■ Exercise:
Filter the records for lines holding the string "wireframe".

■ Records:
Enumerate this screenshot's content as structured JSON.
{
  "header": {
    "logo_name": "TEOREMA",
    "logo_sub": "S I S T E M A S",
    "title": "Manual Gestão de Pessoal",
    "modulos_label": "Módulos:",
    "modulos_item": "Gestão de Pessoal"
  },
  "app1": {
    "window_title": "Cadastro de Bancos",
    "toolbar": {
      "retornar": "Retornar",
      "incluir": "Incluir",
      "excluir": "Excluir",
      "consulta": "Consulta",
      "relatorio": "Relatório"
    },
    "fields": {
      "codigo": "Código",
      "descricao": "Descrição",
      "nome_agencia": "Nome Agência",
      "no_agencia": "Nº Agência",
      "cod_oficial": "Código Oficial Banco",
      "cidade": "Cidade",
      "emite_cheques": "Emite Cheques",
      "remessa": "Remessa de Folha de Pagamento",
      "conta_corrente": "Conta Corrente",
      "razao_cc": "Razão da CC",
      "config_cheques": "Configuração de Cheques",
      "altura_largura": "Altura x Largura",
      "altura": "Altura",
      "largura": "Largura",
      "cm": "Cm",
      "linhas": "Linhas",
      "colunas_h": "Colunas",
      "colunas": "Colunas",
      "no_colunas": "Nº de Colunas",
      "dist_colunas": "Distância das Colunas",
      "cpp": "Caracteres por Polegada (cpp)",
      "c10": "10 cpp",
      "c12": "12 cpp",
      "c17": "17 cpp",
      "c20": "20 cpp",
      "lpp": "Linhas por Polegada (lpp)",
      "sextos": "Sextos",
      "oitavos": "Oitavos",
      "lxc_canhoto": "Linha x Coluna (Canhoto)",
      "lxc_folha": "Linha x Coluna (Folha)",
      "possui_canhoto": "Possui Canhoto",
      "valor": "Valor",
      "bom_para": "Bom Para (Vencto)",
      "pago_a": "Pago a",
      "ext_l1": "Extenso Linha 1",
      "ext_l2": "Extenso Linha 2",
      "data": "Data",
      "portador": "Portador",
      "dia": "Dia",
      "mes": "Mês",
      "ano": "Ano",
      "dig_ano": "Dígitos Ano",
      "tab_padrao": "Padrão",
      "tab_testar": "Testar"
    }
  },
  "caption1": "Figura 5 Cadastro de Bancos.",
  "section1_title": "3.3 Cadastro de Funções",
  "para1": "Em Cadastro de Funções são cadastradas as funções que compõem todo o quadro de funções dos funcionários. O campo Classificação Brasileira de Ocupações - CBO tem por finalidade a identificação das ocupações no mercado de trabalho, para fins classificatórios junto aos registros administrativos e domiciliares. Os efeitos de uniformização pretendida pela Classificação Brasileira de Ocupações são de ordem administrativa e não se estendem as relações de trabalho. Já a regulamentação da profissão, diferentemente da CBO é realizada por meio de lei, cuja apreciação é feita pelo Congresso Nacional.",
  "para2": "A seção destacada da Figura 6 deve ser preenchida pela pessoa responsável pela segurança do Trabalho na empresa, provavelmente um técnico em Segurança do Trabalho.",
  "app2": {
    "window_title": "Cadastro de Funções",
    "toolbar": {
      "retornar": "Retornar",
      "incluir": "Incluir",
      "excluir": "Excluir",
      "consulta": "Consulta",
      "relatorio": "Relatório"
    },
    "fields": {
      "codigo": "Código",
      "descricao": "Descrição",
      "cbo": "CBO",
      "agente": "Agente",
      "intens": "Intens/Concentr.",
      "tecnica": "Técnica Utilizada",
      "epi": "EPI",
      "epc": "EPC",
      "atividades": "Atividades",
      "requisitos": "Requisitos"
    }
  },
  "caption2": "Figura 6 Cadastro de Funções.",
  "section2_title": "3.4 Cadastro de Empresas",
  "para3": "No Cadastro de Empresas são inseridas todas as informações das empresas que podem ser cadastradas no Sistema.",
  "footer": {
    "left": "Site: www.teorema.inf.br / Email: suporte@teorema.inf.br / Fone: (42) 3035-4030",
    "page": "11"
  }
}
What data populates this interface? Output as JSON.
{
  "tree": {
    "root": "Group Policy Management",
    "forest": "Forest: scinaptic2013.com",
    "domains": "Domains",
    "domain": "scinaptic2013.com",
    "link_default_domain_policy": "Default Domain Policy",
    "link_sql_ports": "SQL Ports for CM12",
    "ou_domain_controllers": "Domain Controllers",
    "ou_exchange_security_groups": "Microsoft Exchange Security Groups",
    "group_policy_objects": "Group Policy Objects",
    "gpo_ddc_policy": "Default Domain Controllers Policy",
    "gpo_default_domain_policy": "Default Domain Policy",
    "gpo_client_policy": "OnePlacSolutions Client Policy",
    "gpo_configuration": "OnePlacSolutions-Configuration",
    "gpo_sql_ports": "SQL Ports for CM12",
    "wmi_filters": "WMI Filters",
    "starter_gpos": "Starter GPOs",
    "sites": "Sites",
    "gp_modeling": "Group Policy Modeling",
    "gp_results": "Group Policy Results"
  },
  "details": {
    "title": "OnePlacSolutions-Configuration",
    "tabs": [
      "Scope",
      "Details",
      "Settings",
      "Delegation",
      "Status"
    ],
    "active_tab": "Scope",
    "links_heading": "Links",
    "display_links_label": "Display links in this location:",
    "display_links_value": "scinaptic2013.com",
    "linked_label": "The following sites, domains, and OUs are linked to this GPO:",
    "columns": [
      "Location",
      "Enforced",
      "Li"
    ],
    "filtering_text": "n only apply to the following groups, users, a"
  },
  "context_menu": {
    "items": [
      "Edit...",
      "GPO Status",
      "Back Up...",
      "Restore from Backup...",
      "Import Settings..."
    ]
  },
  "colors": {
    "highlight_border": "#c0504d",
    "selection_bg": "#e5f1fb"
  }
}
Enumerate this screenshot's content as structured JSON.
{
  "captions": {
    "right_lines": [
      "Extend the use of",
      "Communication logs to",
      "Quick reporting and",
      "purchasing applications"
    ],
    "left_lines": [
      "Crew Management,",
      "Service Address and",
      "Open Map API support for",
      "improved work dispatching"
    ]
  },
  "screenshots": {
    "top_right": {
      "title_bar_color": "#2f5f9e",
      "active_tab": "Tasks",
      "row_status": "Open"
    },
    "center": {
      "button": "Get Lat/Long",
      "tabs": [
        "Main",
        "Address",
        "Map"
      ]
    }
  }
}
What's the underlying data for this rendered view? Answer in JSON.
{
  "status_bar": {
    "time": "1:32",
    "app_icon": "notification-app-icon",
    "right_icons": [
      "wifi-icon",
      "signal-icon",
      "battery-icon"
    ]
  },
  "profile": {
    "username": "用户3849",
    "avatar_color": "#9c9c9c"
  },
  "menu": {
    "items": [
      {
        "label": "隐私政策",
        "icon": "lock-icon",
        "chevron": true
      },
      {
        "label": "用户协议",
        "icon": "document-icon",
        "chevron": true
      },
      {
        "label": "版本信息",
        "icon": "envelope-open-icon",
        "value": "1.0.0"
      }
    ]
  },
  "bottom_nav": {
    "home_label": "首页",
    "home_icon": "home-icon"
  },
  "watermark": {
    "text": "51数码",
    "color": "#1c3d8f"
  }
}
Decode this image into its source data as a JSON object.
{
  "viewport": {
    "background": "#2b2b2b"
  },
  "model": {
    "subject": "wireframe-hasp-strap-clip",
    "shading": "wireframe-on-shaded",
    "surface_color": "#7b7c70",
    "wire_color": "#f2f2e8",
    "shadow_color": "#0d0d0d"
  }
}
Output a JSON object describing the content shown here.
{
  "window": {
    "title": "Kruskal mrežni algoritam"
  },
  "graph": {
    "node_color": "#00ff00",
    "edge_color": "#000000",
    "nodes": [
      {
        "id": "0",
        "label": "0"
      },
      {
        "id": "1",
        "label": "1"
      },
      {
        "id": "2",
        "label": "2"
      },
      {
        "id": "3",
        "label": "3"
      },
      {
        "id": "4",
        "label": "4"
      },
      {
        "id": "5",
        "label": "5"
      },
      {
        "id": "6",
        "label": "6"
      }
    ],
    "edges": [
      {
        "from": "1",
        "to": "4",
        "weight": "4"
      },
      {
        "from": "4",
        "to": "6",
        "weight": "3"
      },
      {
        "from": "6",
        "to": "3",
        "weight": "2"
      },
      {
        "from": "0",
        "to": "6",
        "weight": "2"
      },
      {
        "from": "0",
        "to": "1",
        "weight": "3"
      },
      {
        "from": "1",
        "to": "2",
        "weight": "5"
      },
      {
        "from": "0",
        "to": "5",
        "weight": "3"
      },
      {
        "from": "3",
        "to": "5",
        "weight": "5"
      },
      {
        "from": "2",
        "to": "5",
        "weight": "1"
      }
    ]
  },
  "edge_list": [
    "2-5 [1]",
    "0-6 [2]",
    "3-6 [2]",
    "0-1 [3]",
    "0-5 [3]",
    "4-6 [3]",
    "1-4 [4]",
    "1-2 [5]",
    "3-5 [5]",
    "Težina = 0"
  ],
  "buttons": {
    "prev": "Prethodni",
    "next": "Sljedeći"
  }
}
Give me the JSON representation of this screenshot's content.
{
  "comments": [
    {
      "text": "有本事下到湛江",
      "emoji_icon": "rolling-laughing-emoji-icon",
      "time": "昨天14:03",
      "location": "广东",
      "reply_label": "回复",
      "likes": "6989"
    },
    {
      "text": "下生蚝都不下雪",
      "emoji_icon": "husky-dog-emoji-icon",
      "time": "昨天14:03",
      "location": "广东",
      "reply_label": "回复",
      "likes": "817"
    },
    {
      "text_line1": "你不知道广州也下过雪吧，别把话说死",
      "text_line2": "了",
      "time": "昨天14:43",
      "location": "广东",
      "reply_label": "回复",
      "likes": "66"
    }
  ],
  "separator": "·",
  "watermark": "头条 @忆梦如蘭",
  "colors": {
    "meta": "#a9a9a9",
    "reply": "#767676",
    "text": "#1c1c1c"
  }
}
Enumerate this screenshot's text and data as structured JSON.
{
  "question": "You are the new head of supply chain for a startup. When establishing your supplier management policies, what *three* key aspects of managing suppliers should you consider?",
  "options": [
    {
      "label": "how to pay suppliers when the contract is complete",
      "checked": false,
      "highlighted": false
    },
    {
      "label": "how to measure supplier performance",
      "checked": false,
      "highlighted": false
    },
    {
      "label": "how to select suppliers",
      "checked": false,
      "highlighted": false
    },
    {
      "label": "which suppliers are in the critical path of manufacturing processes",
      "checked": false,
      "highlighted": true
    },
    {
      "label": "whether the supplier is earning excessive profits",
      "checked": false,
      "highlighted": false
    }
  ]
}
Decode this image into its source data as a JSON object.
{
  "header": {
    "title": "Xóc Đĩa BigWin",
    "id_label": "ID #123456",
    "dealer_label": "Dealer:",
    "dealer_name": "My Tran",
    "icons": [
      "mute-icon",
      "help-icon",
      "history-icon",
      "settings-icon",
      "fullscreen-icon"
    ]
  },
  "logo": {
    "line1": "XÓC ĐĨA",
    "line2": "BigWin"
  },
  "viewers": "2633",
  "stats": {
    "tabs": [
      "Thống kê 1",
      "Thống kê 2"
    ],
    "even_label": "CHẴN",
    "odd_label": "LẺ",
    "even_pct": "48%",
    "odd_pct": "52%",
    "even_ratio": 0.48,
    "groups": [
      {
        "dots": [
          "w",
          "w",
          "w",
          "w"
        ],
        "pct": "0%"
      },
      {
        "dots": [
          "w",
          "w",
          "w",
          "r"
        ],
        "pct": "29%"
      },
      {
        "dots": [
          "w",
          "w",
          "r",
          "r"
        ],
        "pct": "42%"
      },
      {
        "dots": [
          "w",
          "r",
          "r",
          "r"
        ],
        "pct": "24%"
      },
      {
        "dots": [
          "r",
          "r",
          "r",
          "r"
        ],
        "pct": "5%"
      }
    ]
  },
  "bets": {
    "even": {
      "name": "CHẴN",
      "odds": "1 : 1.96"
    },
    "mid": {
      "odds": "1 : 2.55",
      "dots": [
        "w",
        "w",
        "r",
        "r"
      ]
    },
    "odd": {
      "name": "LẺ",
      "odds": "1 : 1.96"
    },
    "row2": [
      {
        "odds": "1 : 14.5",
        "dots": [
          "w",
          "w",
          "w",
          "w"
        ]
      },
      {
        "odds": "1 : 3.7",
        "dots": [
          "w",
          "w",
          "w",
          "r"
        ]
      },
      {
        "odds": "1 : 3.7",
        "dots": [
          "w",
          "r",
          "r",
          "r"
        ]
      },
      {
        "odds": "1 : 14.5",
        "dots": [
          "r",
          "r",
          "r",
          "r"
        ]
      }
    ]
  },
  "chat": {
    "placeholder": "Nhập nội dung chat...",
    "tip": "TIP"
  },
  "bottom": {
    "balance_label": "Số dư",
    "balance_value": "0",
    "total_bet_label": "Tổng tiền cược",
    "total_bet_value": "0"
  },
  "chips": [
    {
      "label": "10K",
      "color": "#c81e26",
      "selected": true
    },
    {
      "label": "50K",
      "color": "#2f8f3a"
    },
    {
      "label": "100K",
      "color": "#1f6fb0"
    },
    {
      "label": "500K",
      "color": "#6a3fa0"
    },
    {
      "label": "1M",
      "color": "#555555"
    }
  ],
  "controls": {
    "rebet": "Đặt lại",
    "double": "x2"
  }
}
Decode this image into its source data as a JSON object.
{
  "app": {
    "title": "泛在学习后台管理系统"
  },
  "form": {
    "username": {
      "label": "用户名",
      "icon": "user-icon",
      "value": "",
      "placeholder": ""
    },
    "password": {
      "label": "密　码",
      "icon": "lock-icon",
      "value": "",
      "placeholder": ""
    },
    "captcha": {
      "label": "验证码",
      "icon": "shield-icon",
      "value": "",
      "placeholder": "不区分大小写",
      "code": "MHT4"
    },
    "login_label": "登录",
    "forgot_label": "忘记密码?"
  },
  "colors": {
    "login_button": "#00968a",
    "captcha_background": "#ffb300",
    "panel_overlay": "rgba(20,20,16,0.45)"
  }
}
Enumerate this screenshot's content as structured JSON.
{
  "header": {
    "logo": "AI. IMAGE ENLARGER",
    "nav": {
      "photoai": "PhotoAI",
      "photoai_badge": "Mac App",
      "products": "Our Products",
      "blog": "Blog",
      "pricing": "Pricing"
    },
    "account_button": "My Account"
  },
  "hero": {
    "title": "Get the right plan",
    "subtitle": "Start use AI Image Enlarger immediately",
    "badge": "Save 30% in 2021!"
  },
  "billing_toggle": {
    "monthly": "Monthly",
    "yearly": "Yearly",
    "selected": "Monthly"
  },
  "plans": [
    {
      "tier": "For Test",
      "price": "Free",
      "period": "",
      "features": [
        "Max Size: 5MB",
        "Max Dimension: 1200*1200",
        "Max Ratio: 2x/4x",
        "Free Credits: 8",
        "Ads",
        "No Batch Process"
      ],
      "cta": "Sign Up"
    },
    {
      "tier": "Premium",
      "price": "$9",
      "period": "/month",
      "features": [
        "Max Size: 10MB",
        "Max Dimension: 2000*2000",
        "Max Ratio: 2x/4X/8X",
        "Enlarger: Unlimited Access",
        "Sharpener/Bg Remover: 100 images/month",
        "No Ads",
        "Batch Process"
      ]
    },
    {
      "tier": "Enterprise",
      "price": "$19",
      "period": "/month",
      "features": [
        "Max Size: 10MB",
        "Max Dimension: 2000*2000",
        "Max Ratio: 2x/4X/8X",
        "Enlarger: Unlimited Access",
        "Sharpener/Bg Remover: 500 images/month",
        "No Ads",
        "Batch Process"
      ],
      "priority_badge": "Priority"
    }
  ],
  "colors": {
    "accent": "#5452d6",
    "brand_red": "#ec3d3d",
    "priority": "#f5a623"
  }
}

■ Result:
    "subject": "wireframe-hasp-strap-clip",
    "shading": "wireframe-on-shaded",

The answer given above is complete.